▶ [Goal]:
Reproduce all entries precisely, down to the last character.

((

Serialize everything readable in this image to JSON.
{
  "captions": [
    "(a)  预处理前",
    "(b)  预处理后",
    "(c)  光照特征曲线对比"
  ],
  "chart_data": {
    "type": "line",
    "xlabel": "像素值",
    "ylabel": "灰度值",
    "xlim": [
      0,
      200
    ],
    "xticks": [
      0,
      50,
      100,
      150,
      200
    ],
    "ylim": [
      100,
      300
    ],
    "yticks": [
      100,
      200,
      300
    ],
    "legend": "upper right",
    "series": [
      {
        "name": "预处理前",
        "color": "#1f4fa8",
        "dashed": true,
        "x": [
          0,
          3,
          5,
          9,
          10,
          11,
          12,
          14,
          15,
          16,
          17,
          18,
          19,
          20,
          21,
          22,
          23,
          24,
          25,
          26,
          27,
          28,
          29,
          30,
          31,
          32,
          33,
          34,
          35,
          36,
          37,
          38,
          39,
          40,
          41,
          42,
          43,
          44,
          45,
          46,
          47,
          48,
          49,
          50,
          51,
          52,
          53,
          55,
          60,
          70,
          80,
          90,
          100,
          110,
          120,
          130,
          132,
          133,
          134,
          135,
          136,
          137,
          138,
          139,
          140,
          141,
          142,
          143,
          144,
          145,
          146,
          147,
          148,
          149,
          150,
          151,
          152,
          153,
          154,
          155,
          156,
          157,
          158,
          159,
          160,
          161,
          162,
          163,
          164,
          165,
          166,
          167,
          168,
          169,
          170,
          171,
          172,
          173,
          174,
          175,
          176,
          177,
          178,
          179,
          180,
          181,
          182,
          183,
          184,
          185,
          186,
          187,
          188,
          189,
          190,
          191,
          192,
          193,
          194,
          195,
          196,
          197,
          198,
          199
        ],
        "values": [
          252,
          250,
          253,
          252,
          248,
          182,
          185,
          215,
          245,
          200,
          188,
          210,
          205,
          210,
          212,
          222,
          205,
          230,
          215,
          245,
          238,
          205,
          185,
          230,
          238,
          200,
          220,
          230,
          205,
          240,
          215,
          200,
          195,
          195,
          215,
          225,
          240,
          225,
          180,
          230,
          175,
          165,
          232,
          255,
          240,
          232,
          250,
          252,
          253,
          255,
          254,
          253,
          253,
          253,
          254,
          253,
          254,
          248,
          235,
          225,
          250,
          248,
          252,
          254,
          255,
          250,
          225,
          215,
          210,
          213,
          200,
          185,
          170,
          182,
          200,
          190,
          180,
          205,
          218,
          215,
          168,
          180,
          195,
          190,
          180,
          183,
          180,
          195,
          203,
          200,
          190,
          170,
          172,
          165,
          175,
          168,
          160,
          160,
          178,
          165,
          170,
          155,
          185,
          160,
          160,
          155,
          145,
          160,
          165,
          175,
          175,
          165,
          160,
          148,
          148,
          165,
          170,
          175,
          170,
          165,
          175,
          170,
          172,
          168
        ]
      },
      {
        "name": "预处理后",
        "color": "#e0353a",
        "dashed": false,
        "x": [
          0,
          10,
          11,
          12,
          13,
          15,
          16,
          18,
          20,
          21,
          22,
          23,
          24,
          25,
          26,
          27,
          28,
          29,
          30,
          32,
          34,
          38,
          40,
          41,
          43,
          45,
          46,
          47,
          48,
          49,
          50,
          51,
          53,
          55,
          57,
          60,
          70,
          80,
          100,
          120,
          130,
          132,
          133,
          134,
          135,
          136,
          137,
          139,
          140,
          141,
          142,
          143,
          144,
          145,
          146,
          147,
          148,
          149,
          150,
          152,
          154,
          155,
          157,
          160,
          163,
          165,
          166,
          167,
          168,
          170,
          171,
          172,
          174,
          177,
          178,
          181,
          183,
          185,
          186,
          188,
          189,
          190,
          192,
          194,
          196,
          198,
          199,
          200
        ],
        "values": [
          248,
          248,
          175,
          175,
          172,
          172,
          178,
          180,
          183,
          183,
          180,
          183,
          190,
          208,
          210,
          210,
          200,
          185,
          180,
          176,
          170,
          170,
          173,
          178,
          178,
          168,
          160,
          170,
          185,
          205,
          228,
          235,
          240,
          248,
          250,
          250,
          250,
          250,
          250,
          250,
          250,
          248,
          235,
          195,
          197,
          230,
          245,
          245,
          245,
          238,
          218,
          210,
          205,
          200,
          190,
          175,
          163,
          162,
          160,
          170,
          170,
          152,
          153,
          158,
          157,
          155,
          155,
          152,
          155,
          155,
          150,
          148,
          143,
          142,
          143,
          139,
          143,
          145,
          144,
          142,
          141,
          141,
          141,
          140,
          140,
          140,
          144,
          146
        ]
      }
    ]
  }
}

))

▶ [Solution for this problem]:
Serialize everything readable in this image to JSON.
{
  "captions": [
    "(a)  预处理前",
    "(b)  预处理后",
    "(c)  光照特征曲线对比"
  ],
  "chart_data": {
    "type": "line",
    "xlabel": "像素值",
    "ylabel": "灰度值",
    "xlim": [
      0,
      200
    ],
    "xticks": [
      0,
      50,
      100,
      150,
      200
    ],
    "ylim": [
      100,
      300
    ],
    "yticks": [
      100,
      200,
      300
    ],
    "legend": "upper right",
    "series": [
      {
        "name": "预处理前",
        "color": "#1f4fa8",
        "dashed": true,
        "x": [
          0,
          3,
          5,
          9,
          10,
          11,
          12,
          14,
          15,
          16,
          17,
          18,
          19,
          20,
          21,
          22,
          23,
          24,
          25,
          26,
          27,
          28,
          29,
          30,
          31,
          32,
          33,
          34,
          35,
          36,
          37,
          38,
          39,
          40,
          41,
          42,
          43,
          44,
          45,
          46,
          47,
          48,
          49,
          50,
          51,
          52,
          53,
          55,
          60,
          70,
          80,
          90,
          100,
          110,
          120,
          130,
          132,
          133,
          134,
          135,
          136,
          137,
          138,
          139,
          140,
          141,
          142,
          143,
          144,
          145,
          146,
          147,
          148,
          149,
          150,
          151,
          152,
          153,
          154,
          155,
          156,
          157,
          158,
          159,
          160,
          161,
          162,
          163,
          164,
          165,
          166,
          167,
          168,
          169,
          170,
          171,
          172,
          173,
          174,
          175,
          176,
          177,
          178,
          179,
          180,
          181,
          182,
          183,
          184,
          185,
          186,
          187,
          188,
          189,
          190,
          191,
          192,
          193,
          194,
          195,
          196,
          197,
          198,
          199
        ],
        "values": [
          252,
          250,
          253,
          252,
          248,
          182,
          185,
          215,
          245,
          200,
          188,
          210,
          205,
          210,
          212,
          222,
          205,
          230,
          215,
          245,
          238,
          205,
          185,
          230,
          238,
          200,
          220,
          230,
          205,
          240,
          215,
          200,
          195,
          195,
          215,
          225,
          240,
          225,
          180,
          230,
          175,
          165,
          232,
          255,
          240,
          232,
          250,
          252,
          253,
          255,
          254,
          253,
          253,
          253,
          254,
          253,
          254,
          248,
          235,
          225,
          250,
          248,
          252,
          254,
          255,
          250,
          225,
          215,
          210,
          213,
          200,
          185,
          170,
          182,
          200,
          190,
          180,
          205,
          218,
          215,
          168,
          180,
          195,
          190,
          180,
          183,
          180,
          195,
          203,
          200,
          190,
          170,
          172,
          165,
          175,
          168,
          160,
          160,
          178,
          165,
          170,
          155,
          185,
          160,
          160,
          155,
          145,
          160,
          165,
          175,
          175,
          165,
          160,
          148,
          148,
          165,
          170,
          175,
          170,
          165,
          175,
          170,
          172,
          168
        ]
      },
      {
        "name": "预处理后",
        "color": "#e0353a",
        "dashed": false,
        "x": [
          0,
          10,
          11,
          12,
          13,
          15,
          16,
          18,
          20,
          21,
          22,
          23,
          24,
          25,
          26,
          27,
          28,
          29,
          30,
          32,
          34,
          38,
          40,
          41,
          43,
          45,
          46,
          47,
          48,
          49,
          50,
          51,
          53,
          55,
          57,
          60,
          70,
          80,
          100,
          120,
          130,
          132,
          133,
          134,
          135,
          136,
          137,
          139,
          140,
          141,
          142,
          143,
          144,
          145,
          146,
          147,
          148,
          149,
          150,
          152,
          154,
          155,
          157,
          160,
          163,
          165,
          166,
          167,
          168,
          170,
          171,
          172,
          174,
          177,
          178,
          181,
          183,
          185,
          186,
          188,
          189,
          190,
          192,
          194,
          196,
          198,
          199,
          200
        ],
        "values": [
          248,
          248,
          175,
          175,
          172,
          172,
          178,
          180,
          183,
          183,
          180,
          183,
          190,
          208,
          210,
          210,
          200,
          185,
          180,
          176,
          170,
          170,
          173,
          178,
          178,
          168,
          160,
          170,
          185,
          205,
          228,
          235,
          240,
          248,
          250,
          250,
          250,
          250,
          250,
          250,
          250,
          248,
          235,
          195,
          197,
          230,
          245,
          245,
          245,
          238,
          218,
          210,
          205,
          200,
          190,
          175,
          163,
          162,
          160,
          170,
          170,
          152,
          153,
          158,
          157,
          155,
          155,
          152,
          155,
          155,
          150,
          148,
          143,
          142,
          143,
          139,
          143,
          145,
          144,
          142,
          141,
          141,
          141,
          140,
          140,
          140,
          144,
          146
        ]
      }
    ]
  }
}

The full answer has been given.